### Directive
Repeat all the material exactly; pictures stay out of your copy.
┌──
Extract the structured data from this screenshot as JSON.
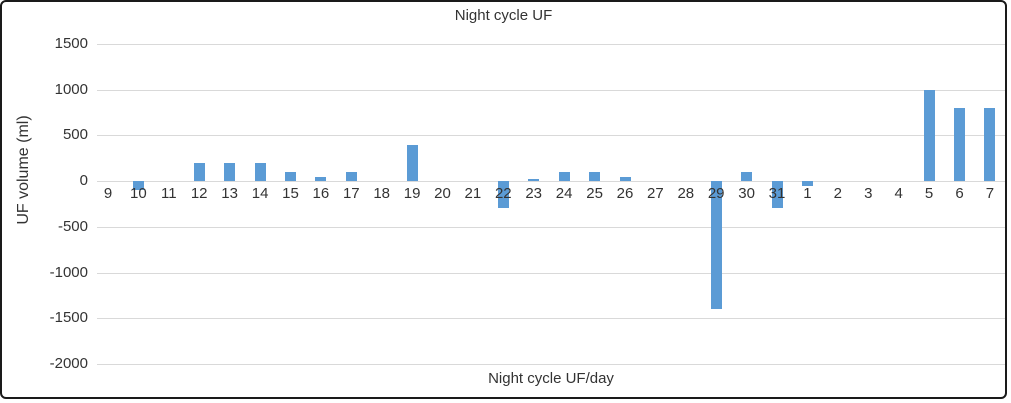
{
  "chart_data": {
    "type": "bar",
    "title": "Night cycle UF",
    "xlabel": "Night cycle UF/day",
    "ylabel": "UF volume (ml)",
    "categories": [
      "9",
      "10",
      "11",
      "12",
      "13",
      "14",
      "15",
      "16",
      "17",
      "18",
      "19",
      "20",
      "21",
      "22",
      "23",
      "24",
      "25",
      "26",
      "27",
      "28",
      "29",
      "30",
      "31",
      "1",
      "2",
      "3",
      "4",
      "5",
      "6",
      "7"
    ],
    "values": [
      0,
      -100,
      0,
      200,
      200,
      200,
      100,
      50,
      100,
      0,
      400,
      0,
      0,
      -300,
      25,
      100,
      100,
      50,
      0,
      0,
      -1400,
      100,
      -300,
      -50,
      0,
      0,
      0,
      1000,
      800,
      800
    ],
    "y_ticks": [
      1500,
      1000,
      500,
      0,
      -500,
      -1000,
      -1500,
      -2000
    ],
    "ylim": [
      -2000,
      1500
    ],
    "grid": "horizontal",
    "legend": "none",
    "bar_color": "#5B9BD5",
    "gridline_color": "#D9D9D9",
    "text_color": "#333333",
    "frame_color": "#1a1a1a"
  }
}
└──
### Answer to the task
Extract the structured data from this screenshot as JSON.
{
  "chart_data": {
    "type": "bar",
    "title": "Night cycle UF",
    "xlabel": "Night cycle UF/day",
    "ylabel": "UF volume (ml)",
    "categories": [
      "9",
      "10",
      "11",
      "12",
      "13",
      "14",
      "15",
      "16",
      "17",
      "18",
      "19",
      "20",
      "21",
      "22",
      "23",
      "24",
      "25",
      "26",
      "27",
      "28",
      "29",
      "30",
      "31",
      "1",
      "2",
      "3",
      "4",
      "5",
      "6",
      "7"
    ],
    "values": [
      0,
      -100,
      0,
      200,
      200,
      200,
      100,
      50,
      100,
      0,
      400,
      0,
      0,
      -300,
      25,
      100,
      100,
      50,
      0,
      0,
      -1400,
      100,
      -300,
      -50,
      0,
      0,
      0,
      1000,
      800,
      800
    ],
    "y_ticks": [
      1500,
      1000,
      500,
      0,
      -500,
      -1000,
      -1500,
      -2000
    ],
    "ylim": [
      -2000,
      1500
    ],
    "grid": "horizontal",
    "legend": "none",
    "bar_color": "#5B9BD5",
    "gridline_color": "#D9D9D9",
    "text_color": "#333333",
    "frame_color": "#1a1a1a"
  }
}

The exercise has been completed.